Task brief: Copy every line from the data below in which the string "Interest" can be found.

Data entries:
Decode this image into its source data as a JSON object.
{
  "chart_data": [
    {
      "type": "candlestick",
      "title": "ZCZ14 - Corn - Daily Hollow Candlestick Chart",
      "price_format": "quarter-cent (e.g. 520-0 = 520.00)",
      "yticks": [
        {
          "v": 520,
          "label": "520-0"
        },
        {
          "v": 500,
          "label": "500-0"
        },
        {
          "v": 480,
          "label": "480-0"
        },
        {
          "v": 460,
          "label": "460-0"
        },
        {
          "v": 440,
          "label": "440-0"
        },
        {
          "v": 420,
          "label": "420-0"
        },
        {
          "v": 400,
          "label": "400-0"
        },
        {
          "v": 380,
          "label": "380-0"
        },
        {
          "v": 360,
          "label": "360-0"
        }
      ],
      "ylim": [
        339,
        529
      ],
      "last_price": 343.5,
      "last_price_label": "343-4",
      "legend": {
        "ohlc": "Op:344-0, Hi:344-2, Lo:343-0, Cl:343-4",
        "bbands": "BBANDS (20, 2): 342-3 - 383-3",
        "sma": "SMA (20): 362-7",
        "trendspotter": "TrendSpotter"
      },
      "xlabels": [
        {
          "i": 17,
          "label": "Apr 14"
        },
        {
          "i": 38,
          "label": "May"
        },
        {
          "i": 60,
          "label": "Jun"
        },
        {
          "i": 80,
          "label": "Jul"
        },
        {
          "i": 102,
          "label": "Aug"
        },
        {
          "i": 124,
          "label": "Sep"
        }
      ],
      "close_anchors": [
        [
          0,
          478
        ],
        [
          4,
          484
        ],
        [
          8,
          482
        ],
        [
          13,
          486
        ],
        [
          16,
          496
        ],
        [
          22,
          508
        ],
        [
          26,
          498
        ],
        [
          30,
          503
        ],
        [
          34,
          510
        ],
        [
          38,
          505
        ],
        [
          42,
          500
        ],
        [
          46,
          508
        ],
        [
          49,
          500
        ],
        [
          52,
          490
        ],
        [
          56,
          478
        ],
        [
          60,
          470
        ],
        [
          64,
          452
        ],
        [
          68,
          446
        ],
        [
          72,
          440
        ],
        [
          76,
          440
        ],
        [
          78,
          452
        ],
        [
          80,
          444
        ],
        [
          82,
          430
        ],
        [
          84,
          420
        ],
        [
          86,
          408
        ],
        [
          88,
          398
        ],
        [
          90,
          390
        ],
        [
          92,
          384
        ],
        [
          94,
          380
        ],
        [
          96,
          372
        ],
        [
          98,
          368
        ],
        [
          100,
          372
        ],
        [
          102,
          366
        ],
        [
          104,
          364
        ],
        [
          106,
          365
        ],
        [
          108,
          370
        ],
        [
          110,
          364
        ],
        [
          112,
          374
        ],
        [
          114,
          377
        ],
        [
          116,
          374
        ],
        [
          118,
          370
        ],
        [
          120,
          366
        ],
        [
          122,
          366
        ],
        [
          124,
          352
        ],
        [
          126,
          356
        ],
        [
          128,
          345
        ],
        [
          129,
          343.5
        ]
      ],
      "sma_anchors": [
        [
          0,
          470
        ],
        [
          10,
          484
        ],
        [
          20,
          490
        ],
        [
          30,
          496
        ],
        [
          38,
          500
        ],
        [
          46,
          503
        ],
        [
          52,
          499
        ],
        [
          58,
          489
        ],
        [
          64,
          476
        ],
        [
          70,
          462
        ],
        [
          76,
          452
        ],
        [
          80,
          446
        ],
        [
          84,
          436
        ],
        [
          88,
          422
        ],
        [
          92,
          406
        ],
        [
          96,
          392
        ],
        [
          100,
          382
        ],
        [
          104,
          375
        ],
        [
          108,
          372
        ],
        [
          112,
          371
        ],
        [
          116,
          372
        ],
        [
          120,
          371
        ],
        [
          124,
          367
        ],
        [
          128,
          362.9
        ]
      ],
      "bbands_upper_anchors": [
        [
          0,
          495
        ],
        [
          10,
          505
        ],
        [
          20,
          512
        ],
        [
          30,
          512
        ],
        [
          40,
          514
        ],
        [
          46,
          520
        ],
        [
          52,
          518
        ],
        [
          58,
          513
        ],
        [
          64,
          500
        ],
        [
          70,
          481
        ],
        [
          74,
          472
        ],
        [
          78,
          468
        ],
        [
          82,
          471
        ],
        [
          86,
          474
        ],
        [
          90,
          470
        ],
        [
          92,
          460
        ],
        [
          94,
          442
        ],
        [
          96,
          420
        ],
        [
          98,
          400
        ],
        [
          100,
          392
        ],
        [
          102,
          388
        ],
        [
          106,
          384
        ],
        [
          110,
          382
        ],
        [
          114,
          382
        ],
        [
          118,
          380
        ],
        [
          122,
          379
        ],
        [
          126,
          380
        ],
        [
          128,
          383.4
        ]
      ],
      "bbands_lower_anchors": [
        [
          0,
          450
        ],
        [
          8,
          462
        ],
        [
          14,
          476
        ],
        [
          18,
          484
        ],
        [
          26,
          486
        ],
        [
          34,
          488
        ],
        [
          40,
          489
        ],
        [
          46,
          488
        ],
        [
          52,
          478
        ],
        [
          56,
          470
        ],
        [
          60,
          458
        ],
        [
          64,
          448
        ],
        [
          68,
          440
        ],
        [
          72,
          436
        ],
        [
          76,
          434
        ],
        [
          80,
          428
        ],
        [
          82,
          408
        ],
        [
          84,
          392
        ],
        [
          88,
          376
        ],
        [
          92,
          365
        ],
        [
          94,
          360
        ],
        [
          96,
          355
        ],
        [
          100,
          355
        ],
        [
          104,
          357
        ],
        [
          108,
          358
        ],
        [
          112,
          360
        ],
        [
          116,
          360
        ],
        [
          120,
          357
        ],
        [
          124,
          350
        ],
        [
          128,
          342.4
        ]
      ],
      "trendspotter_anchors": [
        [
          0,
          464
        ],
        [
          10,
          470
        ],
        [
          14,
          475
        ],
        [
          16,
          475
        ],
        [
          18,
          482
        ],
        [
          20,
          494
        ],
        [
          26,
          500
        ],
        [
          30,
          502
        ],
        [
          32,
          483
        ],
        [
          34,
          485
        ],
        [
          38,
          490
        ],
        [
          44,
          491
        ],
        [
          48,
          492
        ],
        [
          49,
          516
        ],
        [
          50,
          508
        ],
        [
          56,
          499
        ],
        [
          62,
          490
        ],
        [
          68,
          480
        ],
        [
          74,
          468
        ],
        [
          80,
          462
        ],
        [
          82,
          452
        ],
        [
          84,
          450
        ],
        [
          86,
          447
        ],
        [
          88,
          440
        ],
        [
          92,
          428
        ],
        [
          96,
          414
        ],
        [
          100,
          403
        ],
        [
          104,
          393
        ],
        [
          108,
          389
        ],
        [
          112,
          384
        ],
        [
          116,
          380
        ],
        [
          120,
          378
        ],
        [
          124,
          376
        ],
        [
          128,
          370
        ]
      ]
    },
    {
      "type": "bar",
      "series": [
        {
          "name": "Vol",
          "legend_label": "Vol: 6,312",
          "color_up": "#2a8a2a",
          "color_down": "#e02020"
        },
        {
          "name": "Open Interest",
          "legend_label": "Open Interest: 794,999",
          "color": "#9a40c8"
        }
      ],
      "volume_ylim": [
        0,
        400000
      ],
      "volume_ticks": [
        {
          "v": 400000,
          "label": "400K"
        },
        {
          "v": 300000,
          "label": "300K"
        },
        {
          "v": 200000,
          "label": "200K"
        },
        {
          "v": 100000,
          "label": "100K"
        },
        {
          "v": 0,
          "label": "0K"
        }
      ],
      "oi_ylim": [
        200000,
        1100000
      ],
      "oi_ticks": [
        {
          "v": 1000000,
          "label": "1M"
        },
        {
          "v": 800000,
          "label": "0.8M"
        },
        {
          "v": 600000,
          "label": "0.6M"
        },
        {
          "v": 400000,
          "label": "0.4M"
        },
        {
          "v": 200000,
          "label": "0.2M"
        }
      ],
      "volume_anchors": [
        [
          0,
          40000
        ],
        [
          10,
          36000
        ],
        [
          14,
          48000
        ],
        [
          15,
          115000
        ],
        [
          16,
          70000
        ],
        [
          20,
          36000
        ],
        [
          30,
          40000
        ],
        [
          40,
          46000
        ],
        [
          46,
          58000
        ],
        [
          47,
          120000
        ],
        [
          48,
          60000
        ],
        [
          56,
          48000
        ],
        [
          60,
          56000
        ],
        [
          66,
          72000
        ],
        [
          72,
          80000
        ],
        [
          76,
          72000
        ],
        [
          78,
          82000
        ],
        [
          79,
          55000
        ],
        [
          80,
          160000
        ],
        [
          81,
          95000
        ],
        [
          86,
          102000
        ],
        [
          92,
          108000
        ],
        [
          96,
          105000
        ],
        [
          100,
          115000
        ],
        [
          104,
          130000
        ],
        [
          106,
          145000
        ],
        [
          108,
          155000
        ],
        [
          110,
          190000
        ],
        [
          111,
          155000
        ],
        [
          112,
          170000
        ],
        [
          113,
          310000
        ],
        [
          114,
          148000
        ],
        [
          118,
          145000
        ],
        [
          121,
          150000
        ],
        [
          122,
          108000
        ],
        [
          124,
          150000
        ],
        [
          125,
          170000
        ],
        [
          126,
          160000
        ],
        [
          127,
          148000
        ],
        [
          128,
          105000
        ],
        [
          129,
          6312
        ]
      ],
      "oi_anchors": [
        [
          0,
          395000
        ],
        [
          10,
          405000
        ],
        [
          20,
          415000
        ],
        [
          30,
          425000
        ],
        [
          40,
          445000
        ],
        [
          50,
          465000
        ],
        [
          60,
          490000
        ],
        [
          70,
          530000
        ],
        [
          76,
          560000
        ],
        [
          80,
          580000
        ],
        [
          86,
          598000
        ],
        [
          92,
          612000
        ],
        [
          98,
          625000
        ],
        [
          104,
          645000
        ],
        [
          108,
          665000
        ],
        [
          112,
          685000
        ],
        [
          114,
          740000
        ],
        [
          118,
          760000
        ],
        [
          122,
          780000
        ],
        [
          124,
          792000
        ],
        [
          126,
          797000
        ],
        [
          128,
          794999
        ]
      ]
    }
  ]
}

Exercise response:
          "name": "Open Interest",
          "legend_label": "Open Interest: 794,999",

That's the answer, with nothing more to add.